--- start of Entries supplied ---

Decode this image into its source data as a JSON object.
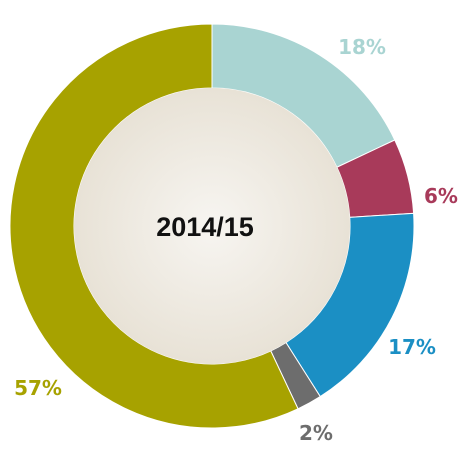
{
  "chart_data": {
    "type": "pie",
    "variant": "donut",
    "title": "2014/15",
    "slices": [
      {
        "value": 18,
        "label": "18%",
        "color": "#a9d4d2"
      },
      {
        "value": 6,
        "label": "6%",
        "color": "#a83a5a"
      },
      {
        "value": 17,
        "label": "17%",
        "color": "#1b8fc4"
      },
      {
        "value": 2,
        "label": "2%",
        "color": "#6d6d6d"
      },
      {
        "value": 57,
        "label": "57%",
        "color": "#a7a200"
      }
    ],
    "center_fill": "#ebe6dc"
  }
}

--- end of Entries supplied ---

> _Work to complete_: Set the entries down again exactly. Do not include the images.

> _Answer for this exercise_:
Decode this image into its source data as a JSON object.
{
  "chart_data": {
    "type": "pie",
    "variant": "donut",
    "title": "2014/15",
    "slices": [
      {
        "value": 18,
        "label": "18%",
        "color": "#a9d4d2"
      },
      {
        "value": 6,
        "label": "6%",
        "color": "#a83a5a"
      },
      {
        "value": 17,
        "label": "17%",
        "color": "#1b8fc4"
      },
      {
        "value": 2,
        "label": "2%",
        "color": "#6d6d6d"
      },
      {
        "value": 57,
        "label": "57%",
        "color": "#a7a200"
      }
    ],
    "center_fill": "#ebe6dc"
  }
}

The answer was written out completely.